## EXTRACTED INFORMATION
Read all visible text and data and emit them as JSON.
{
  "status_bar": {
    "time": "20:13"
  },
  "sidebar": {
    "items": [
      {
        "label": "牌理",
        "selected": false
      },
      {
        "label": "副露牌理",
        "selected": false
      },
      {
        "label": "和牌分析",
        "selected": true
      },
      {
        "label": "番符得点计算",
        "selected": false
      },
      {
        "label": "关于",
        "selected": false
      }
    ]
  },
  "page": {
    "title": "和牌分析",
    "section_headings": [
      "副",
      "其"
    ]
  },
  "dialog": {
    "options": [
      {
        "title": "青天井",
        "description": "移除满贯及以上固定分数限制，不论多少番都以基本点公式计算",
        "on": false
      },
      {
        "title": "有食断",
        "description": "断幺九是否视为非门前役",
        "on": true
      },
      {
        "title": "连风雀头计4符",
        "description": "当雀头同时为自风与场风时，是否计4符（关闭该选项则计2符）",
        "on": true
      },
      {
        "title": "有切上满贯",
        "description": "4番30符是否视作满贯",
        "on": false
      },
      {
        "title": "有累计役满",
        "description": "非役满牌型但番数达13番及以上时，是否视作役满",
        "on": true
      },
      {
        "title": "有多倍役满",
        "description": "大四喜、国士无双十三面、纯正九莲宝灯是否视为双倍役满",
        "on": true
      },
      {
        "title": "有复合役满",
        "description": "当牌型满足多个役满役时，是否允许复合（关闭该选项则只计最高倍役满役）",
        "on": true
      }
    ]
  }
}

## WHAT YOU ARE ASKED TO DO
Your task is to extract all of the records exactly.

## EXERCISE ANSWER
Read all visible text and data and emit them as JSON.
{
  "status_bar": {
    "time": "20:13"
  },
  "sidebar": {
    "items": [
      {
        "label": "牌理",
        "selected": false
      },
      {
        "label": "副露牌理",
        "selected": false
      },
      {
        "label": "和牌分析",
        "selected": true
      },
      {
        "label": "番符得点计算",
        "selected": false
      },
      {
        "label": "关于",
        "selected": false
      }
    ]
  },
  "page": {
    "title": "和牌分析",
    "section_headings": [
      "副",
      "其"
    ]
  },
  "dialog": {
    "options": [
      {
        "title": "青天井",
        "description": "移除满贯及以上固定分数限制，不论多少番都以基本点公式计算",
        "on": false
      },
      {
        "title": "有食断",
        "description": "断幺九是否视为非门前役",
        "on": true
      },
      {
        "title": "连风雀头计4符",
        "description": "当雀头同时为自风与场风时，是否计4符（关闭该选项则计2符）",
        "on": true
      },
      {
        "title": "有切上满贯",
        "description": "4番30符是否视作满贯",
        "on": false
      },
      {
        "title": "有累计役满",
        "description": "非役满牌型但番数达13番及以上时，是否视作役满",
        "on": true
      },
      {
        "title": "有多倍役满",
        "description": "大四喜、国士无双十三面、纯正九莲宝灯是否视为双倍役满",
        "on": true
      },
      {
        "title": "有复合役满",
        "description": "当牌型满足多个役满役时，是否允许复合（关闭该选项则只计最高倍役满役）",
        "on": true
      }
    ]
  }
}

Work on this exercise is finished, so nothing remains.